# Start of Record list

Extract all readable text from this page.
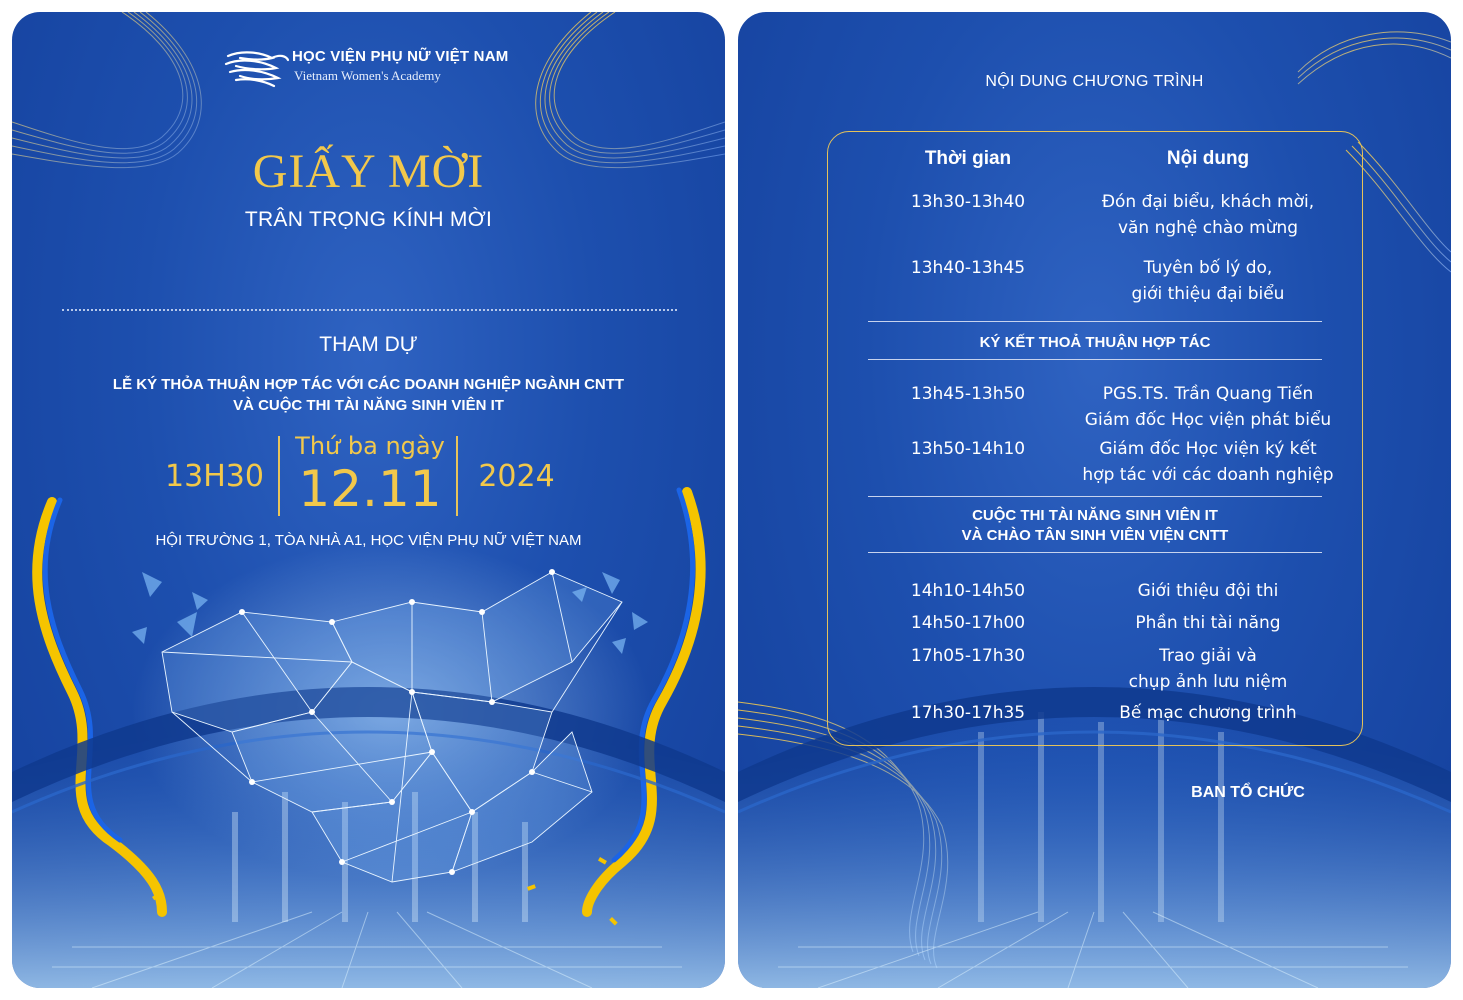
HỌC VIỆN PHỤ NỮ VIỆT NAM
Vietnam Women's Academy
GIẤY MỜI
TRÂN TRỌNG KÍNH MỜI
THAM DỰ
LỄ KÝ THỎA THUẬN HỢP TÁC VỚI CÁC DOANH NGHIỆP NGÀNH CNTT
VÀ CUỘC THI TÀI NĂNG SINH VIÊN IT
13H30
Thứ ba ngày
12.11	2024
HỘI TRƯỜNG 1, TÒA NHÀ A1, HỌC VIỆN PHỤ NỮ VIỆT NAM
NỘI DUNG CHƯƠNG TRÌNH
Thời gian	Nội dung
13h30-13h40	Đón đại biểu, khách mời,
văn nghệ chào mừng
13h40-13h45	Tuyên bố lý do,
giới thiệu đại biểu
KÝ KẾT THOẢ THUẬN HỢP TÁC
13h45-13h50	PGS.TS. Trần Quang Tiến
Giám đốc Học viện phát biểu
13h50-14h10	Giám đốc Học viện ký kết
hợp tác với các doanh nghiệp
CUỘC THI TÀI NĂNG SINH VIÊN IT
VÀ CHÀO TÂN SINH VIÊN VIỆN CNTT
14h10-14h50	Giới thiệu đội thi
14h50-17h00	Phần thi tài năng
17h05-17h30	Trao giải và
chụp ảnh lưu niệm
17h30-17h35	Bế mạc chương trình
BAN TỔ CHỨC
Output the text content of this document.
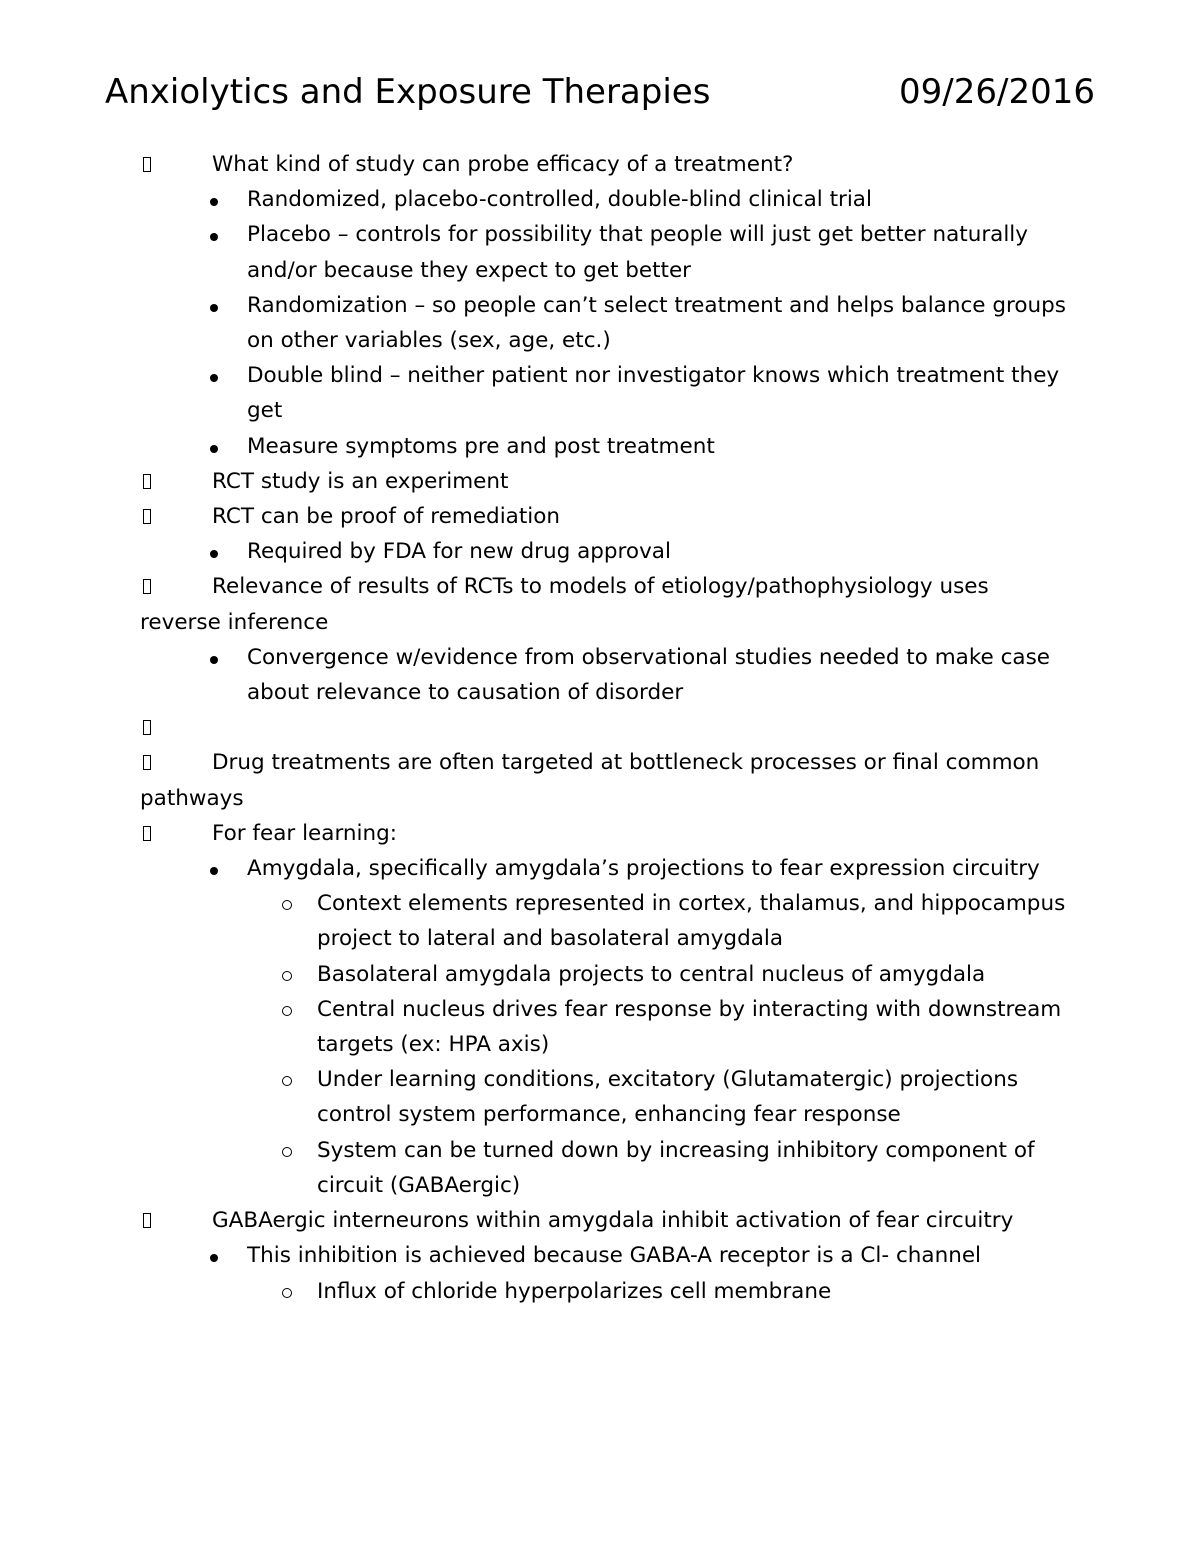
Anxiolytics and Exposure Therapies	09/26/2016

What kind of study can probe efficacy of a treatment?

Randomized, placebo-controlled, double-blind clinical trial

Placebo – controls for possibility that people will just get better naturally and/or because they expect to get better

Randomization – so people can’t select treatment and helps balance groups on other variables (sex, age, etc.)

Double blind – neither patient nor investigator knows which treatment they get

Measure symptoms pre and post treatment

RCT study is an experiment

RCT can be proof of remediation

Required by FDA for new drug approval

Relevance of results of RCTs to models of etiology/pathophysiology uses reverse inference

Convergence w/evidence from observational studies needed to make case about relevance to causation of disorder

Drug treatments are often targeted at bottleneck processes or final common pathways

For fear learning:

Amygdala, specifically amygdala’s projections to fear expression circuitry

Context elements represented in cortex, thalamus, and hippocampus project to lateral and basolateral amygdala

Basolateral amygdala projects to central nucleus of amygdala

Central nucleus drives fear response by interacting with downstream targets (ex: HPA axis)

Under learning conditions, excitatory (Glutamatergic) projections control system performance, enhancing fear response

System can be turned down by increasing inhibitory component of circuit (GABAergic)

GABAergic interneurons within amygdala inhibit activation of fear circuitry

This inhibition is achieved because GABA-A receptor is a Cl- channel

Influx of chloride hyperpolarizes cell membrane
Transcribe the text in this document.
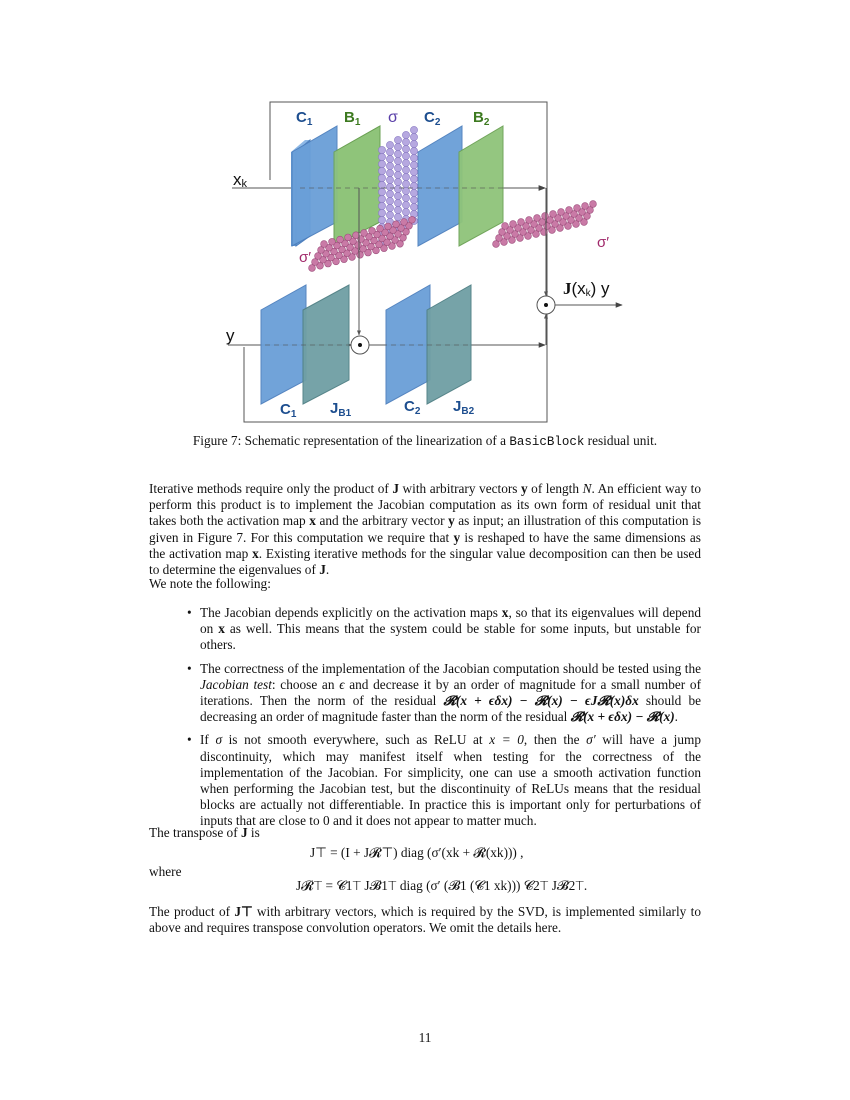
$C_1$ $B_1$ σ $C_2$ $B_2$
xk
σ′
σ′
J(xk) y
y
$C_1$ $J_{B1}$	$C_2$ $J_{B2}$
Figure 7: Schematic representation of the linearization of a BasicBlock residual unit.
Iterative methods require only the product of J with arbitrary vectors y of length N. An efficient way to perform this product is to implement the Jacobian computation as its own form of residual unit that takes both the activation map x and the arbitrary vector y as input; an illustration of this computation is given in Figure 7. For this computation we require that y is reshaped to have the same dimensions as the activation map x. Existing iterative methods for the singular value decomposition can then be used to determine the eigenvalues of J.
We note the following:
• The Jacobian depends explicitly on the activation maps x, so that its eigenvalues will depend on x as well. This means that the system could be stable for some inputs, but unstable for others.
• The correctness of the implementation of the Jacobian computation should be tested using the Jacobian test: choose an ϵ and decrease it by an order of magnitude for a small number of iterations. Then the norm of the residual 𝓡(x + ϵδx) − 𝓡(x) − ϵJ𝓡(x)δx should be decreasing an order of magnitude faster than the norm of the residual 𝓡(x + ϵδx) − 𝓡(x).
• If σ is not smooth everywhere, such as ReLU at x = 0, then the σ′ will have a jump discontinuity, which may manifest itself when testing for the correctness of the implementation of the Jacobian. For simplicity, one can use a smooth activation function when performing the Jacobian test, but the discontinuity of ReLUs means that the residual blocks are actually not differentiable. In practice this is important only for perturbations of inputs that are close to 0 and it does not appear to matter much.
The transpose of J is
J⊤ = (I + J𝓡⊤) diag (σ′(xk + 𝓡(xk))) ,
where
J𝓡⊤ = 𝓒1⊤ J𝓑1⊤ diag (σ′ (𝓑1 (𝓒1 xk))) 𝓒2⊤ J𝓑2⊤.
The product of J⊤ with arbitrary vectors, which is required by the SVD, is implemented similarly to above and requires transpose convolution operators. We omit the details here.
11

# End of Record list

→ **What is being asked**: Isolate each line of the listing above that includes "SINH". Copy it.

→ **The output**:
VÀ CUỘC THI TÀI NĂNG SINH VIÊN IT
CUỘC THI TÀI NĂNG SINH VIÊN IT
VÀ CHÀO TÂN SINH VIÊN VIỆN CNTT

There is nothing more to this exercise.